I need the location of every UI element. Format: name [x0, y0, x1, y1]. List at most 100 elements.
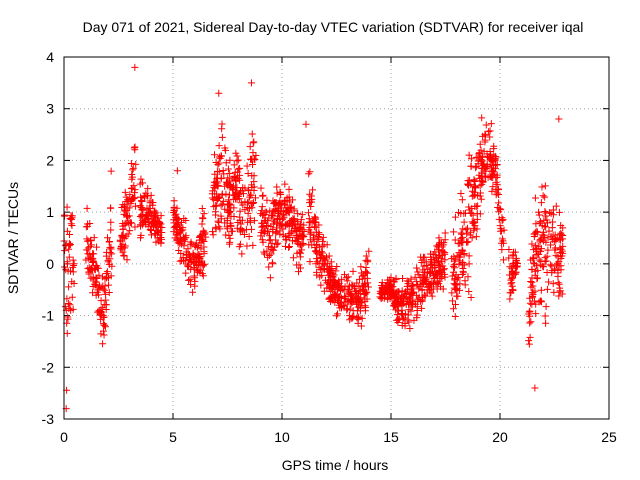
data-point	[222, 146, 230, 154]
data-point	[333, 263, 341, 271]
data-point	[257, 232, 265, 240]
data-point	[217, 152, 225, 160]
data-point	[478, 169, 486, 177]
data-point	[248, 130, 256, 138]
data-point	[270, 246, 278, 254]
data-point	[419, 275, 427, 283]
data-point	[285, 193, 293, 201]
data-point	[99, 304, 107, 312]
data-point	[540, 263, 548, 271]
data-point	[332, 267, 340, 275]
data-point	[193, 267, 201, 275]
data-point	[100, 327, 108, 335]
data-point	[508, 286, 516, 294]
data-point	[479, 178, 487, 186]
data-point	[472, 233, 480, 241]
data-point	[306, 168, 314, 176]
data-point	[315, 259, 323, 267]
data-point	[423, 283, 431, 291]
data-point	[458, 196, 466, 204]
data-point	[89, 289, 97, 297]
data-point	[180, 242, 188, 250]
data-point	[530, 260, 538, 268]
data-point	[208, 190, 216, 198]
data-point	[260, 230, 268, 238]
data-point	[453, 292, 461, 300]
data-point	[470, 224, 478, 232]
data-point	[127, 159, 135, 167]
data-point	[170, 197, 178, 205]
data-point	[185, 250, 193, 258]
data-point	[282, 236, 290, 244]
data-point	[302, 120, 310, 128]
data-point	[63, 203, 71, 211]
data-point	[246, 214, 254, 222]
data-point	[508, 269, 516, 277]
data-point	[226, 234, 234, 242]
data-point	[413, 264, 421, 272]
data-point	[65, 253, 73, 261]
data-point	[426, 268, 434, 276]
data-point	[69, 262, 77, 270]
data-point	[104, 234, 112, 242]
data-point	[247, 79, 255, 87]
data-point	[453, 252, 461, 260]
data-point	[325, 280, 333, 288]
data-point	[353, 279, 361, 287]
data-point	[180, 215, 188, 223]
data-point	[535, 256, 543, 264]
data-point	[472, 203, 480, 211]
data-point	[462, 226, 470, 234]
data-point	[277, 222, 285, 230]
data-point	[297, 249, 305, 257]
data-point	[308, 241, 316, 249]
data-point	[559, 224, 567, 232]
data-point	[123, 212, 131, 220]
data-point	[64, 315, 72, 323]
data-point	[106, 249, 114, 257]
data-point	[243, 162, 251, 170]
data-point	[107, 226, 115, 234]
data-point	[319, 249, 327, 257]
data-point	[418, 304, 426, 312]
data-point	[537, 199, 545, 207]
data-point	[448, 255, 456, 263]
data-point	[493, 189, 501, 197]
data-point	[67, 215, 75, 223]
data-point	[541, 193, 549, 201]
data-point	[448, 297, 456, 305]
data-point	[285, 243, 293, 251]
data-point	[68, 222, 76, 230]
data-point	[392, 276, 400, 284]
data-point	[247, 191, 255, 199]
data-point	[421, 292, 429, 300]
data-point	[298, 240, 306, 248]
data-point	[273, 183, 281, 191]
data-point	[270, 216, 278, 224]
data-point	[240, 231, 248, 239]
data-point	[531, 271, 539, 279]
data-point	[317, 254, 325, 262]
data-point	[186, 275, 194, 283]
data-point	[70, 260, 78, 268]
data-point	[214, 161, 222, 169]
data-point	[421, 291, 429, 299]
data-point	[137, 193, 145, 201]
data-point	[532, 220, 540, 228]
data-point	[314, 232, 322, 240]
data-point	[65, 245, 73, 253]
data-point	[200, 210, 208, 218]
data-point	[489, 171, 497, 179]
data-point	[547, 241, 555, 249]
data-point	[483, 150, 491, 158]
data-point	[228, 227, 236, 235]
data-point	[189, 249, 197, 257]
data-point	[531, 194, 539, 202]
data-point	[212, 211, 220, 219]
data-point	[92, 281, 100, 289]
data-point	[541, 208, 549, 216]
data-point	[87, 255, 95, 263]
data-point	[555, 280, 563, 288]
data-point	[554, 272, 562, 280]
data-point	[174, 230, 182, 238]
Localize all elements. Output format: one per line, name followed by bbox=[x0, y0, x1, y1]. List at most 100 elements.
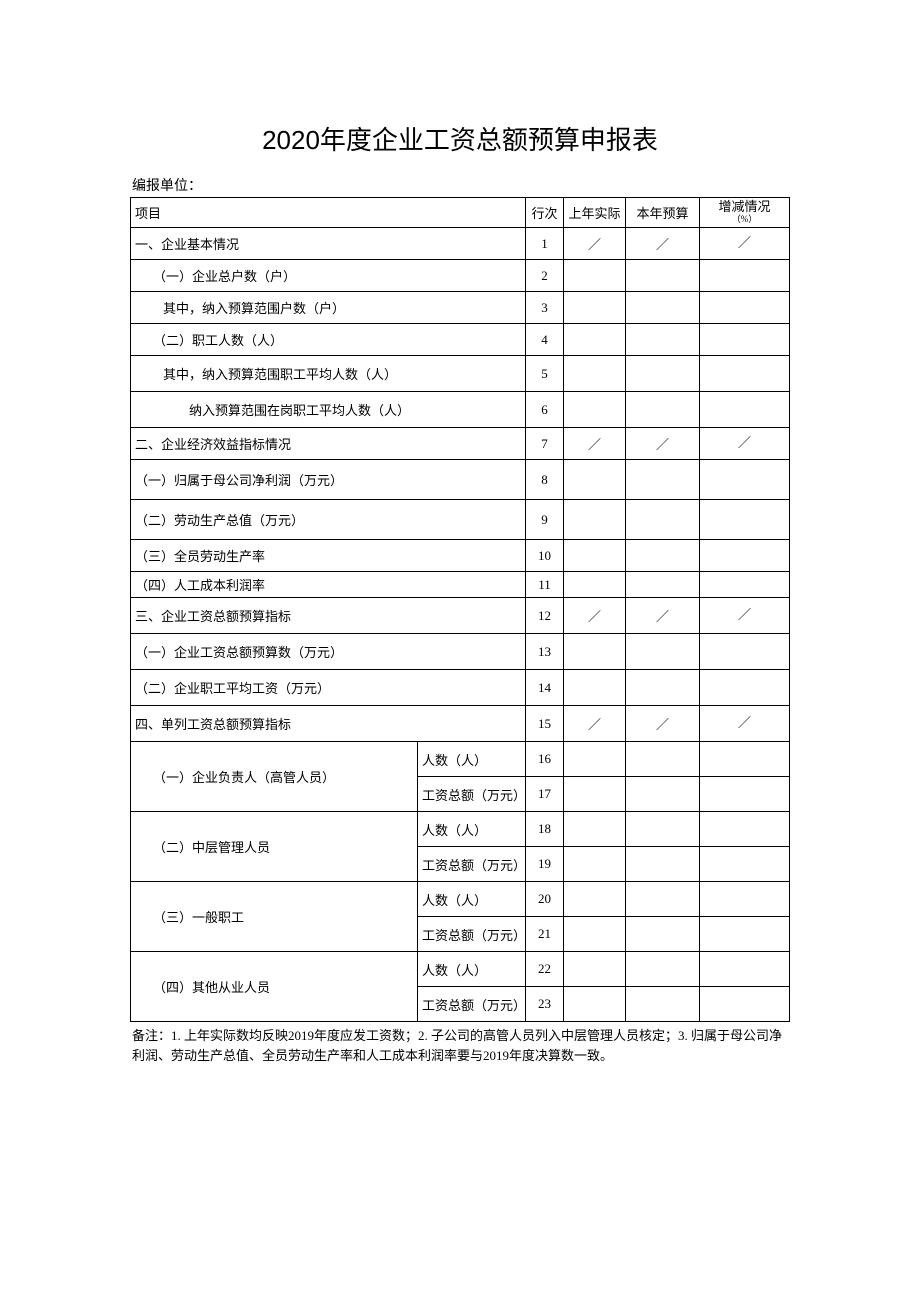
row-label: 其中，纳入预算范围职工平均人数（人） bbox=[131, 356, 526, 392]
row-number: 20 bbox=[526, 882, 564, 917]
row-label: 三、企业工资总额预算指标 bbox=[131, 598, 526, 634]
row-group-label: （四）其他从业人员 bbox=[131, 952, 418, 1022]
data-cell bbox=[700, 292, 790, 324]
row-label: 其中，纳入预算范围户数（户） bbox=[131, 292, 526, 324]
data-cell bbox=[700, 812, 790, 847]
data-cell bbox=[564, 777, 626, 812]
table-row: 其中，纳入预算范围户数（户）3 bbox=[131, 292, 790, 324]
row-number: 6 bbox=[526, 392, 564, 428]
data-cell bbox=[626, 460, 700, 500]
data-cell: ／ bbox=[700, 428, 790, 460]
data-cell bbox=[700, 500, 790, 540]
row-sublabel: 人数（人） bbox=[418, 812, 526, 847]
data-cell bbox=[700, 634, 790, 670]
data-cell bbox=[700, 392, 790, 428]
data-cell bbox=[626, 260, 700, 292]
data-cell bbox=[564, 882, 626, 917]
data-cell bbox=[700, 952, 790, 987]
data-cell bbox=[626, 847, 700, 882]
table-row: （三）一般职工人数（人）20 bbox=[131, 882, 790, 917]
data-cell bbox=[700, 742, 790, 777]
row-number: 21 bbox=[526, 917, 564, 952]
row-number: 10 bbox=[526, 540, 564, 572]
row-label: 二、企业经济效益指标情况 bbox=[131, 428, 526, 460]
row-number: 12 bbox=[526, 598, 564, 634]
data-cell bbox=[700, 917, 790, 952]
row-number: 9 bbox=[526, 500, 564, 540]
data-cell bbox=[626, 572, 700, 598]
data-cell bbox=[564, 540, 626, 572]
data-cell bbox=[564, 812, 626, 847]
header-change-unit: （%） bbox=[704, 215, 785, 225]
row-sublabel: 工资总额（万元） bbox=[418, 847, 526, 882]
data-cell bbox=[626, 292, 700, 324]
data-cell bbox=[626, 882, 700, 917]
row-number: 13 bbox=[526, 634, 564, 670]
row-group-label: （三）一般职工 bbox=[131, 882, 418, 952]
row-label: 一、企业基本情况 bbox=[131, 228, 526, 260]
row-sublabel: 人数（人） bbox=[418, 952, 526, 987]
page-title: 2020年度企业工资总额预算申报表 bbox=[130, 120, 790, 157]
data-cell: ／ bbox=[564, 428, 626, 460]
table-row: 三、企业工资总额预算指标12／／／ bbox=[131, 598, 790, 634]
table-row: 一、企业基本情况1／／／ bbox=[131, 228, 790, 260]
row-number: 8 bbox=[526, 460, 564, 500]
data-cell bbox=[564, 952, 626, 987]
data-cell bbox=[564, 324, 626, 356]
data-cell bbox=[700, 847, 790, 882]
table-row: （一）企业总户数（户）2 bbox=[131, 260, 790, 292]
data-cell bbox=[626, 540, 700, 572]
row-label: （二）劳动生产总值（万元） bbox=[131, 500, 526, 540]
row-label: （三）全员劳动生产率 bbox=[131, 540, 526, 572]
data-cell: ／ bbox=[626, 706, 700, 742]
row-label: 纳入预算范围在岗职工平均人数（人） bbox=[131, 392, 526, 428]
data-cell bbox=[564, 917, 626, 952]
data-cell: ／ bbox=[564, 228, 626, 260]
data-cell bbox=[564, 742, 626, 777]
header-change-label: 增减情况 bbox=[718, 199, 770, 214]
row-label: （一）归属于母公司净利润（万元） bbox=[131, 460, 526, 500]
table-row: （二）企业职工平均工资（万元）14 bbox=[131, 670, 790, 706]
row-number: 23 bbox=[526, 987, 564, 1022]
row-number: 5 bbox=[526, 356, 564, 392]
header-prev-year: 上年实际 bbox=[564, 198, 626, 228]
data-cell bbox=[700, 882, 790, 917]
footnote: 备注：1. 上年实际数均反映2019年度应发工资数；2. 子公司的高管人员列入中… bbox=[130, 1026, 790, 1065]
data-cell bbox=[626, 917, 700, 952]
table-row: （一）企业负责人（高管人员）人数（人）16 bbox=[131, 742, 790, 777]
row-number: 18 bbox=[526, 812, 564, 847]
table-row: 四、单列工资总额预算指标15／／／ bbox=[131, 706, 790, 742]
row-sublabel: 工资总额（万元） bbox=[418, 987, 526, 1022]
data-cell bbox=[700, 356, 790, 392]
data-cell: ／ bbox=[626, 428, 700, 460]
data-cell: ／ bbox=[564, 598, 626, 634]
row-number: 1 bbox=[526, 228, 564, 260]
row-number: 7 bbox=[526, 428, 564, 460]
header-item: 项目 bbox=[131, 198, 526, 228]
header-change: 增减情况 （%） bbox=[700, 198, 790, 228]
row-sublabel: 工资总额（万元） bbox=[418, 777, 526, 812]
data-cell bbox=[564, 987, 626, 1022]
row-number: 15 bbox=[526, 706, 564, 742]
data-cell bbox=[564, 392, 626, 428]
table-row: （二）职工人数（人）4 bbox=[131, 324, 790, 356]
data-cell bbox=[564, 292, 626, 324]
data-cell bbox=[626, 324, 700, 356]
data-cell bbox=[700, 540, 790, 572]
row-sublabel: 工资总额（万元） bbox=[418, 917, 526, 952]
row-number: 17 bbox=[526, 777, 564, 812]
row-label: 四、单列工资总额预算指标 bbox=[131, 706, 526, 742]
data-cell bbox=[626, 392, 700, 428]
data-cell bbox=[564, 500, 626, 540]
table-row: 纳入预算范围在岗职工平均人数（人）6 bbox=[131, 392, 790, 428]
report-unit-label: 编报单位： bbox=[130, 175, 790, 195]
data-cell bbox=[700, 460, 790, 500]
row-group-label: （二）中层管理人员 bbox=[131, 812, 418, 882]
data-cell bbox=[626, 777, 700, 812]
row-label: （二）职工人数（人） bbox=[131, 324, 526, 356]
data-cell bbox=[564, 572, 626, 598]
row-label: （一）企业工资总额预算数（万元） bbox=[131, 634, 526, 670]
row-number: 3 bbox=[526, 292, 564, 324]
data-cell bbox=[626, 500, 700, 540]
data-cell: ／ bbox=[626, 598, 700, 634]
····················
▶ **WHAT YOU HAVE TO DO**: Reproduce the lines of the items beginning at the line that contains "row-label: 其中，纳入预算范围职工平均人数（人） bbox=[131, 356, 526, 392]" and ending after the line that contains "data-cell bbox=[700, 292, 790, 324]", changing "row-label" to "row-heading" and leaving everything else unaltered.

▶ **REPLY TO THE TASK**:
row-heading: 其中，纳入预算范围职工平均人数（人） bbox=[131, 356, 526, 392]
row-number: 20 bbox=[526, 882, 564, 917]
row-heading: 三、企业工资总额预算指标 bbox=[131, 598, 526, 634]
row-group-label: （四）其他从业人员 bbox=[131, 952, 418, 1022]
data-cell bbox=[700, 292, 790, 324]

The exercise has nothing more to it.